EXERCISE INSTRUCTIONS –
Copy out the listing exactly.

Entries from a dataset:
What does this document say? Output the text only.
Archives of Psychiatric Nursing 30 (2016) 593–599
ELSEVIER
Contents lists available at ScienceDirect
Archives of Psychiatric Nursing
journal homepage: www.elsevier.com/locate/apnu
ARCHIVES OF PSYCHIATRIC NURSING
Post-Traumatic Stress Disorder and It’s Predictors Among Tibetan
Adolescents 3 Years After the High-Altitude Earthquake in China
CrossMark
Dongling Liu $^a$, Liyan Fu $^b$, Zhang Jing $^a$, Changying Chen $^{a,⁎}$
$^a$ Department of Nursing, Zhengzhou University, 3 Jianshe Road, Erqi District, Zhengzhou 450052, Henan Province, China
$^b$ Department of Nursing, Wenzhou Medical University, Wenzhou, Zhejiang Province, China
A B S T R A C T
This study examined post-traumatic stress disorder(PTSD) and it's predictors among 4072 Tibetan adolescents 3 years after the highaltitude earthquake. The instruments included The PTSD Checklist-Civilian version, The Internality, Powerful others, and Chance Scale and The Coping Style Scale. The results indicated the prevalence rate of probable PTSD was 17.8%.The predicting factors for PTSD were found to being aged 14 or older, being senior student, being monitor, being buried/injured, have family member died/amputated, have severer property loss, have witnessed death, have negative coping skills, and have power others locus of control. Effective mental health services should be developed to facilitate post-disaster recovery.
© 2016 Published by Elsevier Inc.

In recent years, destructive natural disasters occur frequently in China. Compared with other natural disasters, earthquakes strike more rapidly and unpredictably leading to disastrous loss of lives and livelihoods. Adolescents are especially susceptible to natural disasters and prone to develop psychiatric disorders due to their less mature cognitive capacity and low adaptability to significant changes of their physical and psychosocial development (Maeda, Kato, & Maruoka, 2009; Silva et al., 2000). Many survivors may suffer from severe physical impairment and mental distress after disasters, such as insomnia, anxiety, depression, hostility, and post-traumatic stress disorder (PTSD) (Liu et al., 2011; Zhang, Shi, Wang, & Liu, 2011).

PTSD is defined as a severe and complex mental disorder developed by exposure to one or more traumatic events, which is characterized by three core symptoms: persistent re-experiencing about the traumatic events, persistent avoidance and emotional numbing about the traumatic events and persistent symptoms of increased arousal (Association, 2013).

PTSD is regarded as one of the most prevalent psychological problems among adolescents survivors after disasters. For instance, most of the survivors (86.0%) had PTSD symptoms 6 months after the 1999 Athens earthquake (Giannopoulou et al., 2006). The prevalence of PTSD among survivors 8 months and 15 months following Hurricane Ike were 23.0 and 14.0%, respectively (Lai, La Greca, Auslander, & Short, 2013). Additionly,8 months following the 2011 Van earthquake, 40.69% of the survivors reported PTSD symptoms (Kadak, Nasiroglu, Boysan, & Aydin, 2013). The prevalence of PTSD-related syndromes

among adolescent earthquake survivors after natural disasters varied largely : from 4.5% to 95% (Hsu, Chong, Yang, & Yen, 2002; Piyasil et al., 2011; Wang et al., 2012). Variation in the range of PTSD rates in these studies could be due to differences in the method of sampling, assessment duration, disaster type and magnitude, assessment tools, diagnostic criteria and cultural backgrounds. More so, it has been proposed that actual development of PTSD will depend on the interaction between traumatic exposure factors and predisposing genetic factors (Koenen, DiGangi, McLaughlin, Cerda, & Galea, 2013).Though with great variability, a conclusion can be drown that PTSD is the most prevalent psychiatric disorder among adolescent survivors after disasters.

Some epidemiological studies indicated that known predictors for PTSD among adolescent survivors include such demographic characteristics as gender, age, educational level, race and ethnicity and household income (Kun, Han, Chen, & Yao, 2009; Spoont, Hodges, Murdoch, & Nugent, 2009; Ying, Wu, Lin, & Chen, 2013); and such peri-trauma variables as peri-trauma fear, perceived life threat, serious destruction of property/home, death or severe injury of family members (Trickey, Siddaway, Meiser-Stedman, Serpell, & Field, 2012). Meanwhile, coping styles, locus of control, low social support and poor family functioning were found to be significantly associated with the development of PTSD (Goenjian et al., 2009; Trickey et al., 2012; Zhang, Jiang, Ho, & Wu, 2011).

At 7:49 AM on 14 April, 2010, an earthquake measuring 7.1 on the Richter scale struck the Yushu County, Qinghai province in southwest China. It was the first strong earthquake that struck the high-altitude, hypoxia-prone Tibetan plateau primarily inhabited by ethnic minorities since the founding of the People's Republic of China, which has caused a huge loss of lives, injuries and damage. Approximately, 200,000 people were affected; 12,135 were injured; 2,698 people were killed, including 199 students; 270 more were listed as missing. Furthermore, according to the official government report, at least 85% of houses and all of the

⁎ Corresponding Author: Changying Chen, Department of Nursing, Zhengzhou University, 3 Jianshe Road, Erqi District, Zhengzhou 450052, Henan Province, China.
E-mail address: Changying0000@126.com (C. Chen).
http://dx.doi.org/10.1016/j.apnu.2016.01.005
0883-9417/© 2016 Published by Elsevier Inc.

REPLY –
What does this document say? Output the text only.
Archives of Psychiatric Nursing 30 (2016) 593–599
ELSEVIER
Contents lists available at ScienceDirect
Archives of Psychiatric Nursing
journal homepage: www.elsevier.com/locate/apnu
ARCHIVES OF PSYCHIATRIC NURSING
Post-Traumatic Stress Disorder and It’s Predictors Among Tibetan
Adolescents 3 Years After the High-Altitude Earthquake in China
CrossMark
Dongling Liu $^a$, Liyan Fu $^b$, Zhang Jing $^a$, Changying Chen $^{a,⁎}$
$^a$ Department of Nursing, Zhengzhou University, 3 Jianshe Road, Erqi District, Zhengzhou 450052, Henan Province, China
$^b$ Department of Nursing, Wenzhou Medical University, Wenzhou, Zhejiang Province, China
A B S T R A C T
This study examined post-traumatic stress disorder(PTSD) and it's predictors among 4072 Tibetan adolescents 3 years after the highaltitude earthquake. The instruments included The PTSD Checklist-Civilian version, The Internality, Powerful others, and Chance Scale and The Coping Style Scale. The results indicated the prevalence rate of probable PTSD was 17.8%.The predicting factors for PTSD were found to being aged 14 or older, being senior student, being monitor, being buried/injured, have family member died/amputated, have severer property loss, have witnessed death, have negative coping skills, and have power others locus of control. Effective mental health services should be developed to facilitate post-disaster recovery.
© 2016 Published by Elsevier Inc.

In recent years, destructive natural disasters occur frequently in China. Compared with other natural disasters, earthquakes strike more rapidly and unpredictably leading to disastrous loss of lives and livelihoods. Adolescents are especially susceptible to natural disasters and prone to develop psychiatric disorders due to their less mature cognitive capacity and low adaptability to significant changes of their physical and psychosocial development (Maeda, Kato, & Maruoka, 2009; Silva et al., 2000). Many survivors may suffer from severe physical impairment and mental distress after disasters, such as insomnia, anxiety, depression, hostility, and post-traumatic stress disorder (PTSD) (Liu et al., 2011; Zhang, Shi, Wang, & Liu, 2011).

PTSD is defined as a severe and complex mental disorder developed by exposure to one or more traumatic events, which is characterized by three core symptoms: persistent re-experiencing about the traumatic events, persistent avoidance and emotional numbing about the traumatic events and persistent symptoms of increased arousal (Association, 2013).

PTSD is regarded as one of the most prevalent psychological problems among adolescents survivors after disasters. For instance, most of the survivors (86.0%) had PTSD symptoms 6 months after the 1999 Athens earthquake (Giannopoulou et al., 2006). The prevalence of PTSD among survivors 8 months and 15 months following Hurricane Ike were 23.0 and 14.0%, respectively (Lai, La Greca, Auslander, & Short, 2013). Additionly,8 months following the 2011 Van earthquake, 40.69% of the survivors reported PTSD symptoms (Kadak, Nasiroglu, Boysan, & Aydin, 2013). The prevalence of PTSD-related syndromes

among adolescent earthquake survivors after natural disasters varied largely : from 4.5% to 95% (Hsu, Chong, Yang, & Yen, 2002; Piyasil et al., 2011; Wang et al., 2012). Variation in the range of PTSD rates in these studies could be due to differences in the method of sampling, assessment duration, disaster type and magnitude, assessment tools, diagnostic criteria and cultural backgrounds. More so, it has been proposed that actual development of PTSD will depend on the interaction between traumatic exposure factors and predisposing genetic factors (Koenen, DiGangi, McLaughlin, Cerda, & Galea, 2013).Though with great variability, a conclusion can be drown that PTSD is the most prevalent psychiatric disorder among adolescent survivors after disasters.

Some epidemiological studies indicated that known predictors for PTSD among adolescent survivors include such demographic characteristics as gender, age, educational level, race and ethnicity and household income (Kun, Han, Chen, & Yao, 2009; Spoont, Hodges, Murdoch, & Nugent, 2009; Ying, Wu, Lin, & Chen, 2013); and such peri-trauma variables as peri-trauma fear, perceived life threat, serious destruction of property/home, death or severe injury of family members (Trickey, Siddaway, Meiser-Stedman, Serpell, & Field, 2012). Meanwhile, coping styles, locus of control, low social support and poor family functioning were found to be significantly associated with the development of PTSD (Goenjian et al., 2009; Trickey et al., 2012; Zhang, Jiang, Ho, & Wu, 2011).

At 7:49 AM on 14 April, 2010, an earthquake measuring 7.1 on the Richter scale struck the Yushu County, Qinghai province in southwest China. It was the first strong earthquake that struck the high-altitude, hypoxia-prone Tibetan plateau primarily inhabited by ethnic minorities since the founding of the People's Republic of China, which has caused a huge loss of lives, injuries and damage. Approximately, 200,000 people were affected; 12,135 were injured; 2,698 people were killed, including 199 students; 270 more were listed as missing. Furthermore, according to the official government report, at least 85% of houses and all of the

⁎ Corresponding Author: Changying Chen, Department of Nursing, Zhengzhou University, 3 Jianshe Road, Erqi District, Zhengzhou 450052, Henan Province, China.
E-mail address: Changying0000@126.com (C. Chen).
http://dx.doi.org/10.1016/j.apnu.2016.01.005
0883-9417/© 2016 Published by Elsevier Inc.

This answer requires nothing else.